## TASK GOAL:
Copy the material below line for line, without changing anything.

## DATA FOR THIS EXERCISE:
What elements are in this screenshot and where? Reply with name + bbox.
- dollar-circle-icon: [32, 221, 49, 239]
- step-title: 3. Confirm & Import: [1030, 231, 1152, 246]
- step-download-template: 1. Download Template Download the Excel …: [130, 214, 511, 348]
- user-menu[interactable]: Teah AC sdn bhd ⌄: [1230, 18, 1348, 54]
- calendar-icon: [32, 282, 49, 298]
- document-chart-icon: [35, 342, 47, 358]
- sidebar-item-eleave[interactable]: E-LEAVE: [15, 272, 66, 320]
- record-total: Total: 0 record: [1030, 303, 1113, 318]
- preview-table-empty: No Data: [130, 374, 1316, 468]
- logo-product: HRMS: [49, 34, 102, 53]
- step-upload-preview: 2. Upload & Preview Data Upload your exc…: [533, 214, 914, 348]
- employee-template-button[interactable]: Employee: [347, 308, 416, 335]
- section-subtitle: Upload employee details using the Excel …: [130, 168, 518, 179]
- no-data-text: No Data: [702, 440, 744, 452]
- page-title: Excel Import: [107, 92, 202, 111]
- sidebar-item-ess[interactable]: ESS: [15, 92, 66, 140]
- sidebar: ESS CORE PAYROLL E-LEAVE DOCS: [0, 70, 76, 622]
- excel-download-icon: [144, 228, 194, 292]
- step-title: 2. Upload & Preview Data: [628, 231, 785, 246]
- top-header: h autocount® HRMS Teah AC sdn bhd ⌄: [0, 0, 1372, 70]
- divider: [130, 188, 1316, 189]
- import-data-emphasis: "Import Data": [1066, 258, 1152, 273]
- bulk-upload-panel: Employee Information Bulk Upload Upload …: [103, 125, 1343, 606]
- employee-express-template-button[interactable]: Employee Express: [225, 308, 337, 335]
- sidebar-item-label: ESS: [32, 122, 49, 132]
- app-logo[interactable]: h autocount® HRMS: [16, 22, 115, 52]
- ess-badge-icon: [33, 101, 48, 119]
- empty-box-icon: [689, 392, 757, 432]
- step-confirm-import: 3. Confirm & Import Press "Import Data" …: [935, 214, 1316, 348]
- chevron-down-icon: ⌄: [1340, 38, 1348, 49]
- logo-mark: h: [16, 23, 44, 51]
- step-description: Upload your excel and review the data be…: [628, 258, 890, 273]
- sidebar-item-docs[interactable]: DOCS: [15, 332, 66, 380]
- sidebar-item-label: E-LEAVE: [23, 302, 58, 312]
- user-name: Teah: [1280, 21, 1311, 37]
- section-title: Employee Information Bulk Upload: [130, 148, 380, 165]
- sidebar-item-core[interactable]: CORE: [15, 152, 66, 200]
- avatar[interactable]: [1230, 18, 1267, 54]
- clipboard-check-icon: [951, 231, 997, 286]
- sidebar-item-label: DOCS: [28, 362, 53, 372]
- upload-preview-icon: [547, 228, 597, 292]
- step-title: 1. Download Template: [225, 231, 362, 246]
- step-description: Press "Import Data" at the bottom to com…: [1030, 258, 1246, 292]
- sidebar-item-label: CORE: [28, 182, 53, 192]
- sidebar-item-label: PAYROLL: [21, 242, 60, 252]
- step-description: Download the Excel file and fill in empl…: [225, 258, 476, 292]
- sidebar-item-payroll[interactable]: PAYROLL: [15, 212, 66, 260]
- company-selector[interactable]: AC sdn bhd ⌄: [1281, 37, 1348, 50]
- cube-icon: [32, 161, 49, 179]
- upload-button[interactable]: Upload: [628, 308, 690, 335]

## OUTPUT BELOW:
What elements are in this screenshot and where? Reply with name + bbox.
- dollar-circle-icon: [32, 221, 49, 239]
- step-title: 3. Confirm & Import: [1030, 231, 1152, 246]
- step-download-template: 1. Download Template Download the Excel …: [130, 214, 511, 348]
- user-menu[interactable]: Teah AC sdn bhd ⌄: [1230, 18, 1348, 54]
- calendar-icon: [32, 282, 49, 298]
- document-chart-icon: [35, 342, 47, 358]
- sidebar-item-eleave[interactable]: E-LEAVE: [15, 272, 66, 320]
- record-total: Total: 0 record: [1030, 303, 1113, 318]
- preview-table-empty: No Data: [130, 374, 1316, 468]
- logo-product: HRMS: [49, 34, 102, 53]
- step-upload-preview: 2. Upload & Preview Data Upload your exc…: [533, 214, 914, 348]
- employee-template-button[interactable]: Employee: [347, 308, 416, 335]
- section-subtitle: Upload employee details using the Excel …: [130, 168, 518, 179]
- no-data-text: No Data: [702, 440, 744, 452]
- page-title: Excel Import: [107, 92, 202, 111]
- sidebar-item-ess[interactable]: ESS: [15, 92, 66, 140]
- sidebar: ESS CORE PAYROLL E-LEAVE DOCS: [0, 70, 76, 622]
- excel-download-icon: [144, 228, 194, 292]
- step-title: 2. Upload & Preview Data: [628, 231, 785, 246]
- top-header: h autocount® HRMS Teah AC sdn bhd ⌄: [0, 0, 1372, 70]
- divider: [130, 188, 1316, 189]
- import-data-emphasis: "Import Data": [1066, 258, 1152, 273]
- bulk-upload-panel: Employee Information Bulk Upload Upload …: [103, 125, 1343, 606]
- employee-express-template-button[interactable]: Employee Express: [225, 308, 337, 335]
- sidebar-item-label: ESS: [32, 122, 49, 132]
- app-logo[interactable]: h autocount® HRMS: [16, 22, 115, 52]
- ess-badge-icon: [33, 101, 48, 119]
- empty-box-icon: [689, 392, 757, 432]
- step-confirm-import: 3. Confirm & Import Press "Import Data" …: [935, 214, 1316, 348]
- chevron-down-icon: ⌄: [1340, 38, 1348, 49]
- logo-mark: h: [16, 23, 44, 51]
- step-description: Upload your excel and review the data be…: [628, 258, 890, 273]
- sidebar-item-docs[interactable]: DOCS: [15, 332, 66, 380]
- sidebar-item-label: E-LEAVE: [23, 302, 58, 312]
- user-name: Teah: [1280, 21, 1311, 37]
- section-title: Employee Information Bulk Upload: [130, 148, 380, 165]
- sidebar-item-core[interactable]: CORE: [15, 152, 66, 200]
- avatar[interactable]: [1230, 18, 1267, 54]
- clipboard-check-icon: [951, 231, 997, 286]
- sidebar-item-label: DOCS: [28, 362, 53, 372]
- upload-preview-icon: [547, 228, 597, 292]
- step-title: 1. Download Template: [225, 231, 362, 246]
- step-description: Press "Import Data" at the bottom to com…: [1030, 258, 1246, 292]
- sidebar-item-label: CORE: [28, 182, 53, 192]
- sidebar-item-label: PAYROLL: [21, 242, 60, 252]
- step-description: Download the Excel file and fill in empl…: [225, 258, 476, 292]
- sidebar-item-payroll[interactable]: PAYROLL: [15, 212, 66, 260]
- company-selector[interactable]: AC sdn bhd ⌄: [1281, 37, 1348, 50]
- cube-icon: [32, 161, 49, 179]
- upload-button[interactable]: Upload: [628, 308, 690, 335]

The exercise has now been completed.